WORK TO COMPLETE:
Reproduce each line bearing the word "prior".

[Dataset entries]

★ ★ ★ ★ ★ ★ ★

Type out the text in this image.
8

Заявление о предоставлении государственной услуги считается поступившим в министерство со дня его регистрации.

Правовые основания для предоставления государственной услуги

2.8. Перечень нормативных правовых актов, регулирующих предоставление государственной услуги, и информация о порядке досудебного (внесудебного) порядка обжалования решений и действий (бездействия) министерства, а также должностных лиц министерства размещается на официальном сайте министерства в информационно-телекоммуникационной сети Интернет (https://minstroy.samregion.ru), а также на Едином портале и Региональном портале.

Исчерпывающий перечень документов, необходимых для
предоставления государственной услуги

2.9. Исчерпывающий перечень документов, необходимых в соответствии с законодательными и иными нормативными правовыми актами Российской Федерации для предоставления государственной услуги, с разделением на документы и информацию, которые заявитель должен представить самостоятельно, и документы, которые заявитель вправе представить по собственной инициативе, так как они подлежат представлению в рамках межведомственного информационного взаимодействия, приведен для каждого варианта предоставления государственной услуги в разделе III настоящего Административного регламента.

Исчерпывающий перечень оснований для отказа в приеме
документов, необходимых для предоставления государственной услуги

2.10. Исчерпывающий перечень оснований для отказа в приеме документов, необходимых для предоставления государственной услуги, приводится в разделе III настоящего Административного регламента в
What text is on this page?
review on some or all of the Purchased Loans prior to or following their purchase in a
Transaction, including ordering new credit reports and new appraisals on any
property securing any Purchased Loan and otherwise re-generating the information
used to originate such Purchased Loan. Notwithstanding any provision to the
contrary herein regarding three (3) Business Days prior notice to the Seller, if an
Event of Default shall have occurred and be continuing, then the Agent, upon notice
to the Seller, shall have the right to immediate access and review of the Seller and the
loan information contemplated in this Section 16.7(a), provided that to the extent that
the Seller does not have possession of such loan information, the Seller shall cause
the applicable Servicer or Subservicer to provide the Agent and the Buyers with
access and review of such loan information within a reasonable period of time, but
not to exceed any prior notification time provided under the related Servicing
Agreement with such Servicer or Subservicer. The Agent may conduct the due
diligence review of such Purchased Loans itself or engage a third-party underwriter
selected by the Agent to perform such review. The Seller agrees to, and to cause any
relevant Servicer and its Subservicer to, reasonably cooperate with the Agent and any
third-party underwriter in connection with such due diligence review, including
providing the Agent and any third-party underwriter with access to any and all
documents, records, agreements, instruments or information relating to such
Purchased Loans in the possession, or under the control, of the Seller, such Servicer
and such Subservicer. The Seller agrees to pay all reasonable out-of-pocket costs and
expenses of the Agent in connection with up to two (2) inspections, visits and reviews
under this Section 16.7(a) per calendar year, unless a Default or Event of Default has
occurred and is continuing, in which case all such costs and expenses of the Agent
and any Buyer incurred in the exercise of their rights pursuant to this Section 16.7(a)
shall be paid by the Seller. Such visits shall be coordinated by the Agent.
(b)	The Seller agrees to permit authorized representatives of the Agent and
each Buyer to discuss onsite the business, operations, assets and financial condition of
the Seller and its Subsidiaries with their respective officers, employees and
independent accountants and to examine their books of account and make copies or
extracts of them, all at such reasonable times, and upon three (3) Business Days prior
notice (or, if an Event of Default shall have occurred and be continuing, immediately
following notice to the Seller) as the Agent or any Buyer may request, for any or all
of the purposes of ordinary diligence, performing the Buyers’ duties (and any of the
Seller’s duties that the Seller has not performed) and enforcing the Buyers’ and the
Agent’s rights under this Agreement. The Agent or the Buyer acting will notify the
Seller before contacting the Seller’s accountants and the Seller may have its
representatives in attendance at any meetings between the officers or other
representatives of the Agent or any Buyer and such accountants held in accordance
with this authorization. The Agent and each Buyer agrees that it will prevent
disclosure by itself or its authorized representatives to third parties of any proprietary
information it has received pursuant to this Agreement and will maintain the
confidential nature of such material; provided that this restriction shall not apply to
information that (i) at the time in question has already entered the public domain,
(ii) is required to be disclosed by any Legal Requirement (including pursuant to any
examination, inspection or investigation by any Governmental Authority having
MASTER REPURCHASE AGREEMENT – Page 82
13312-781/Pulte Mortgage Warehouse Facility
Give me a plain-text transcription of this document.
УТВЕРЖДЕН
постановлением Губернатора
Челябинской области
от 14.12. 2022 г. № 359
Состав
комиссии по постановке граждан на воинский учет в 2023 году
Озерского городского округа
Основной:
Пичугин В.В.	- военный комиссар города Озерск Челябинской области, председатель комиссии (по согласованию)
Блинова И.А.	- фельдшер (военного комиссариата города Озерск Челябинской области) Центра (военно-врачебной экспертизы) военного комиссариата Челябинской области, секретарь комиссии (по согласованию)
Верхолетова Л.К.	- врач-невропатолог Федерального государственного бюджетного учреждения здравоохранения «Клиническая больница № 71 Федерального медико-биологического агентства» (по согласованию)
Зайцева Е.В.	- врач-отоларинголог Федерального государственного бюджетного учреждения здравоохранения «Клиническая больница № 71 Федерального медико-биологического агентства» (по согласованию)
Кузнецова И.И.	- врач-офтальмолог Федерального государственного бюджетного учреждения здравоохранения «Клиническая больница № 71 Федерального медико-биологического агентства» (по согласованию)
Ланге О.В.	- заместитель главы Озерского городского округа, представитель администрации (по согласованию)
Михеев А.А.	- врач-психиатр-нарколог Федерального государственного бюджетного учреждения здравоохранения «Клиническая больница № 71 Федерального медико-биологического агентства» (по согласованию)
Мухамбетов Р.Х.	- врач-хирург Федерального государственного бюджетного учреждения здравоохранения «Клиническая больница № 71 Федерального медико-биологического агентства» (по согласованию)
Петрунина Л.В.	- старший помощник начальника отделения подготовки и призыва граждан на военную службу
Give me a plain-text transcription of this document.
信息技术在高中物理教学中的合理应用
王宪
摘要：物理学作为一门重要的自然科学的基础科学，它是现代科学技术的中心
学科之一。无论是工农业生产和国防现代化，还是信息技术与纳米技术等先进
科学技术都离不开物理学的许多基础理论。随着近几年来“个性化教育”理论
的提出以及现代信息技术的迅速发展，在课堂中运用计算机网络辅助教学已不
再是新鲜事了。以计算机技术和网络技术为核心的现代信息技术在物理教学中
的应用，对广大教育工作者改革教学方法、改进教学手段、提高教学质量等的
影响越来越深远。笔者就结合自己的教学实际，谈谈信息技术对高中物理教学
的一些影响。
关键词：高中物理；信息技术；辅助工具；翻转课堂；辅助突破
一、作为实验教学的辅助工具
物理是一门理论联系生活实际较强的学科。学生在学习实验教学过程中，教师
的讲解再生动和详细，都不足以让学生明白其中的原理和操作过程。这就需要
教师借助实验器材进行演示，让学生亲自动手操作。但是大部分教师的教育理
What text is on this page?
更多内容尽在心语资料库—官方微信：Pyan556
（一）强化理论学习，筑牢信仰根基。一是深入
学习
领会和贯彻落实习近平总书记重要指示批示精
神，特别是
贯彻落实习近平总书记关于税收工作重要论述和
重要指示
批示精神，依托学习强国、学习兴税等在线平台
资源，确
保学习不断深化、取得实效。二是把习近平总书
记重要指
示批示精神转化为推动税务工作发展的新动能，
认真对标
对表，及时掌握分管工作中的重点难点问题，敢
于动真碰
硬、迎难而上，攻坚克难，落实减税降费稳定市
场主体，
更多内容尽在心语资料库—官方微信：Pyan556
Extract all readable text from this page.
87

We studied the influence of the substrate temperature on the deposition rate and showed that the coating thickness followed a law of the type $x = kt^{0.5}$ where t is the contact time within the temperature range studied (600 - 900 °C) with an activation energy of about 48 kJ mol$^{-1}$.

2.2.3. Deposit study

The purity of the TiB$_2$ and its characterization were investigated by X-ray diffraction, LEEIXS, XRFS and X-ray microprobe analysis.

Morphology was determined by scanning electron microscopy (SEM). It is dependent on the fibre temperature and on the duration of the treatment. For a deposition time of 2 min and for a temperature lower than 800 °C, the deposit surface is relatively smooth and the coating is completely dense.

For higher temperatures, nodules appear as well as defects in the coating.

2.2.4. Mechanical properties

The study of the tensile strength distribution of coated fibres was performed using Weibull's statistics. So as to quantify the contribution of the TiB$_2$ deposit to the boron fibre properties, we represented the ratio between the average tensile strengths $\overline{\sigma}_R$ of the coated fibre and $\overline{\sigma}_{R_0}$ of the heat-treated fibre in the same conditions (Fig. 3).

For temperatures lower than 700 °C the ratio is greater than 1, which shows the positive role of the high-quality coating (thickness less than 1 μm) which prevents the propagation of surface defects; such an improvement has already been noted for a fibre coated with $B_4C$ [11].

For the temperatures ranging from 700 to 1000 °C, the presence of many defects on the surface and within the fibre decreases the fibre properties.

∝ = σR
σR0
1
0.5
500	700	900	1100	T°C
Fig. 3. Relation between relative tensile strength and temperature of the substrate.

★ ★ ★ ★ ★ ★ ★

FINISHED EXERCISE:
review on some or all of the Purchased Loans prior to or following their purchase in a
contrary herein regarding three (3) Business Days prior notice to the Seller, if an
not to exceed any prior notification time provided under the related Servicing
extracts of them, all at such reasonable times, and upon three (3) Business Days prior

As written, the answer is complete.